Interpretive methods of research start from the position that our knowledge of reality, including the domain of human action, is a social construction by human ...

Below are listed just a few general types of Interpretive Processes. Can you think of ways to use them all in one research study?
  • (participatory) action research
  • case study analysis
  • category analysis
  • (social) constructionist/constructivist analysis
  • content analysis
  • conversational analysis
  • critical theoretical analysis (including critical legal studies, critical race theory)
  • deconstruction
  • discourse analysis (political discourse analysis; critical discourse analysis)
  • dramaturgical analysis
  • ethnographic semantics
  • ethnography
  • ethnomethodology
  • feminist analysis
  • frame (-reflective) analysis
  • genealogy
  • grounded theory
  • hermeneutics
  • life history
  • metaphor analysis
  • myth analysis
  • narrative analysis
  • oral history
  • participant-observation
  • phenomenological research
  • poststructural analysis
  • science studies
  • semiotics
  • space analysis
  • storytelling analysis
  • symbolic interaction
  • textual analyses
  • value-critical analysis
  • Source: Yanow, Dvora and Schwartz-Shea, Peregrine, eds. 2006. Interpretation and method:  Empirical research methods and the interpretive turn.  Armonk, NY: M.E. Sharpe., p. xx.



    As mentioned in my dissertation, when it comes to new research processes, Joe was on a special mission that began as far back as his first book, which was a small booklet titled, Understanding the New Right and its Impact on Education, published in 1983. Actually, it could also easily be argued that his mission began when he was 12 years old when his science teacher gave him a “D” on his science project about consciousness and dreams, telling him that it was “not science.” He briefly mentions this experience in a couple of his books. I can personally relate to how that experience may have empowered him to engage in a lifelong quest to prove that the science teacher was wrong. And he is right, of course! The study of consciousness is high-level science and Joe has turned it into cutting-edge science if we can come to understand and apply his complex process for bricolage. Since he has stated that even children can use these processes to produce knowledge, then I think it's safe to say we all can learn it.

    His experiences are most likely what led to his development of a “science of complexity” for which the multidimensional critical complex bricolage actually provides the process with the way it combines ethnography, phenomenology, and empirical approaches that require as many perspectives as possible. Of course, the empirical processes involved in such a science are not the reductionistic processes that are often used today. Even more advanced forms of empirical phenomenology are hindered still by reductionism. Thus, we will have to back-track a bit and use Kincheloe’s bricolage to redefine empiricism. The process of engaging in research using his form of bricolage actually does this if researchers take it to its full application, so the more of these types of studies we gather, the more we will know about consciousness and the better we can begin to more firmly conceptualize sciences that study these processes. I think Joe had it figured out quite well, but, sadly, he ran out of time to present it to us as he would have wished. We have to take it from here.

    I discuss his push for a science of complexity briefly in Chapter Five of my dissertation, explicating how his bricolage is an exceptionally advanced and rigorous form of empirical phenomenology. I will also present these ideas in more detail on the Science of Complexity page of this website as I have time. Please note that all of these components which I’m presenting separately are so tightly interwoven that there is no separation. Thus, there will be a bit of redundancy due to the overlap. I am only separating them on this website to provide people small “byte-size” pieces to make learning his process easier. I think the redundancy is a good thing when it comes to something as complex, multipurpose, and powerful as Kincheloe’s critical bricolage.

*ACTIONS TO TAKE*.
1. Can you reproduce everything in the listing from its first line down to the line containing "brand-name: Priyanshu bbox=[260, 93, 351, 113]", both ends included, swapping "interactable" for "clickable" and leaving all else unchanged?
2. Can you pick up the piece on Kincheloe's critical bricolage after its final sentence and carry it forward?

*RECORDS FOR PROCESSING*.
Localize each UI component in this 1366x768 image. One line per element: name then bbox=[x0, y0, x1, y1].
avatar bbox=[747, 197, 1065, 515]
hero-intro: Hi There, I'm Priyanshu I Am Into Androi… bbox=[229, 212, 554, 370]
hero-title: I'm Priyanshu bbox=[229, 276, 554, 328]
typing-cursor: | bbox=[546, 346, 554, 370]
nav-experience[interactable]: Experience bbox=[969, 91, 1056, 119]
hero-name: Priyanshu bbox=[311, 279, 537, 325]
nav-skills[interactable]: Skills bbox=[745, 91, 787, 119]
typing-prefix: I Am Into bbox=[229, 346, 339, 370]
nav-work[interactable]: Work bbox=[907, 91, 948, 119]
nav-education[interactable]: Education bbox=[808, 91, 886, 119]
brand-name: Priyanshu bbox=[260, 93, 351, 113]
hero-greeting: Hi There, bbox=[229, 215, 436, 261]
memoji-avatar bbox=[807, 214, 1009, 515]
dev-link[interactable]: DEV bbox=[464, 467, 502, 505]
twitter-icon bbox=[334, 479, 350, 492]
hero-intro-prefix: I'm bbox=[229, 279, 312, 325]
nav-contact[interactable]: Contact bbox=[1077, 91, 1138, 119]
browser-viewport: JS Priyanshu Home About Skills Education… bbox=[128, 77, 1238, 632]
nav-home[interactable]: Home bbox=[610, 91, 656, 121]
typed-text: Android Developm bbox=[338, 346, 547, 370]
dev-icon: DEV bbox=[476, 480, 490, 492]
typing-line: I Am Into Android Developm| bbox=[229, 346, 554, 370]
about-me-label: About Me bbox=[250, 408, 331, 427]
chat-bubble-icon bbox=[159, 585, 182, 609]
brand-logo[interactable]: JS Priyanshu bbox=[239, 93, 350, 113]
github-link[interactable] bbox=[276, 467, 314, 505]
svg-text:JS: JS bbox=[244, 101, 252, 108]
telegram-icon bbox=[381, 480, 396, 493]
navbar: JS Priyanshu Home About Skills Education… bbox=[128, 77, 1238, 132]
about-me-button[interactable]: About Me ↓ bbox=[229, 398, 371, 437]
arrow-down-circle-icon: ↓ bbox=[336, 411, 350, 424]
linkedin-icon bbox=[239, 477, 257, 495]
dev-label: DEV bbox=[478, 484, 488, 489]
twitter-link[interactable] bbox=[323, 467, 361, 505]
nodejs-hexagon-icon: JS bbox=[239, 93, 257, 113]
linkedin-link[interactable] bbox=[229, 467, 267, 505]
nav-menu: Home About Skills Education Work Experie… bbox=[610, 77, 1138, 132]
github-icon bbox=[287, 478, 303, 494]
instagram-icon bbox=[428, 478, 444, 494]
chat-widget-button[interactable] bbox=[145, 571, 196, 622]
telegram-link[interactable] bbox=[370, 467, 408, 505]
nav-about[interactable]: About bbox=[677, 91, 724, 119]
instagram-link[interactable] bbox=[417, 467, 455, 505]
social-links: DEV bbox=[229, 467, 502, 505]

*OUTPUTS*.
1.
Localize each UI component in this 1366x768 image. One line per element: name then bbox=[x0, y0, x1, y1].
avatar bbox=[747, 197, 1065, 515]
hero-intro: Hi There, I'm Priyanshu I Am Into Androi… bbox=[229, 212, 554, 370]
hero-title: I'm Priyanshu bbox=[229, 276, 554, 328]
typing-cursor: | bbox=[546, 346, 554, 370]
nav-experience[clickable]: Experience bbox=[969, 91, 1056, 119]
hero-name: Priyanshu bbox=[311, 279, 537, 325]
nav-skills[clickable]: Skills bbox=[745, 91, 787, 119]
typing-prefix: I Am Into bbox=[229, 346, 339, 370]
nav-work[clickable]: Work bbox=[907, 91, 948, 119]
nav-education[clickable]: Education bbox=[808, 91, 886, 119]
brand-name: Priyanshu bbox=[260, 93, 351, 113]

2.
    Methods and Processes: Where Do New Bricoleurs Begin?

    While there are thousands of variations of methods for research, Kincheloe has highlighted the most important ones for beginning bricoleurs in his second edition of Teachers as Researchers: Qualitative Paths to Empowerment, published in 2002. Also, note that his first edition of this same book published in 1991 he has presented the beginning foundation of his research process with a thorough justification for the use of the qualitative processes that he has deemed are critical to the bricolage, thus, providing a valuable resource to argue for this type of research for those who are writing master’s theses or dissertations. The conceptualization builds further in his second edition. In my own work, I pull even further away from the construct, “methods,” because what we are really accomplishing in the bricolage are processes of analysis, enactment, unfolding, improvisation, creativity, creation, etc.—complex processes within processes. And as much as I tried and as much as I would have liked to have succeeded, there was simply no way that I could convey accurately how all of these multiple dimensions of processes I’ve engaged in to produce what I have during my research, only a fraction of which is described in Chapter 4 of my dissertation. Even more challenging would be to explain why things evolved as they did, just another indication of the need for Joe’s critical science of complexity that would lead to better understanding. For now, much as a phenomenologist would do, all I can say is this is “what is” and not question the reality of the experiences. They were real.

    The list of processes Kincheloe has presented in his newer edition of Teachers as Researchers, book as well as some of his other works, include what is listed below (and researchers are by no means limited to these, of course, but I have found they are powerful processes for new bricoleurs to spend a little time learning). I will also add here that he did not advocate spending a lot of time upfront learning about methods, but recommends a more intuitive and “learn-as-you-go” approach. I think the reason for this is because so many methods, processes, and theories are still locked up in old paradigmatic thinking, which his advanced conceptualization moves researchers away from in order to prevent the research from becoming reductionistic. (Some ways to view reductionistic research is the tendency to simplify and miss important connections and relationships due to viewing them in a mechanical sense, or the act of following set procedures rather than allowing the research to unfold naturally, or to leave out important information such as the researcher’s relationship to the research. In reality, all research is reductionistic; there is no way to avoid that. We cannot adequately describe reality, which is why it’s important to put it in the best context possible, which researchers refer to as “thick” descriptions.)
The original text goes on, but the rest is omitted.